**Travail à faire**
a: Répondez aux questions suivantes à partir de l'extrait sur les inégalités sociales.
(i) Qu'est-ce qui a rendu nécessaires les actions charitables ?
(ii) Au profit de qui les lois sont-elles toujours faites ?
(iii) Quel pays vient d'instaurer un revenu annuel garanti ?
b: Citez le passage de l'extrait sur les inégalités sociales, depuis « Les regroupements, les » jusqu'à « les compensations charitables. ».

**Extrait du texte**
◆ ◆ ◆ ◆ ◆ ◆ ◆

Les regroupements, les mouvements, les actions charitables qui cherchent à atténuer les inégalités sociales n’ont pas proliféré pour compenser les effets de la volonté divine. C’est notre charpente socio-économique qui les a rendues nécessaires. Les lois sont toujours faites au profit de ceux qui les font. Les inégalités salariales sont faramineuses. Elles sont déterminantes, elles sont une cause directe de la pauvreté. Quelques pays font une différence. La Finlande, par exemple, dont les disparités salariales sont beaucoup moins indécentes que les nôtres, vient d’instaurer un revenu annuel garanti qui suffira à rendre inutiles les compensations charitables.

◆ ◆ ◆ ◆ ◆ ◆ ◆

Annotations de mise en page des images:
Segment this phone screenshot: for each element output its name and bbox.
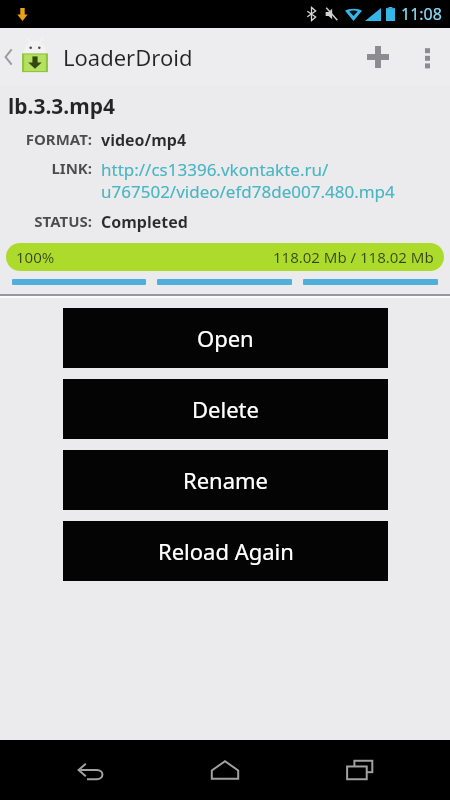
button[interactable]: Back [0, 33, 201, 81]
staticText: lb.3.3.mp4 [8, 92, 116, 121]
staticText: 118.02 Mb / 118.02 Mb [273, 247, 434, 267]
other: Back [4, 48, 13, 66]
button[interactable]: More options [404, 28, 450, 85]
staticText: Open [197, 323, 254, 353]
staticText: Reload Again [158, 536, 294, 566]
staticText: Delete [192, 394, 259, 424]
staticText: Rename [183, 465, 269, 495]
staticText: LoaderDroid [63, 42, 193, 72]
button[interactable]: Delete [63, 379, 388, 439]
button[interactable]: Home [180, 740, 270, 800]
button[interactable]: Reload Again [63, 521, 388, 581]
staticText: Completed [101, 211, 188, 233]
button[interactable]: Recent apps [315, 740, 405, 800]
staticText: video/mp4 [101, 129, 187, 151]
button[interactable]: Add download [352, 28, 404, 85]
staticText: FORMAT: [25, 129, 92, 149]
staticText: LINK: [51, 158, 92, 178]
button[interactable]: Open [63, 308, 388, 368]
staticText: http://cs13396.vkontakte.ru/ u767502/vid… [101, 158, 395, 203]
button[interactable]: Rename [63, 450, 388, 510]
button[interactable]: Back [45, 740, 135, 800]
staticText: STATUS: [34, 211, 92, 231]
staticText: 100% [16, 247, 55, 267]
staticText: 11:08 [401, 3, 442, 25]
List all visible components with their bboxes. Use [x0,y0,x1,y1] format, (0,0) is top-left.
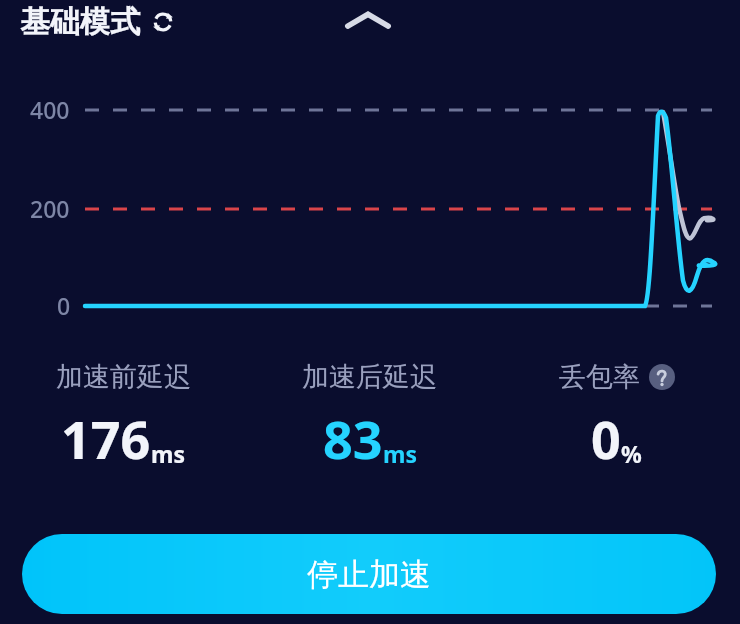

◆ ◆ ◆ ◆ ◆ ◆ ◆

**Corrigé des exercices**
a:
(i) Notre charpente socio-économique.
(ii) Au profit de ceux qui les font.
(iii) La Finlande.

b:
Les regroupements, les mouvements, les actions charitables qui cherchent à atténuer les inégalités sociales n’ont pas proliféré pour compenser les effets de la volonté divine. C’est notre charpente socio-économique qui les a rendues nécessaires. Les lois sont toujours faites au profit de ceux qui les font. Les inégalités salariales sont faramineuses. Elles sont déterminantes, elles sont une cause directe de la pauvreté. Quelques pays font une différence. La Finlande, par exemple, dont les disparités salariales sont beaucoup moins indécentes que les nôtres, vient d’instaurer un revenu annuel garanti qui suffira à rendre inutiles les compensations charitables.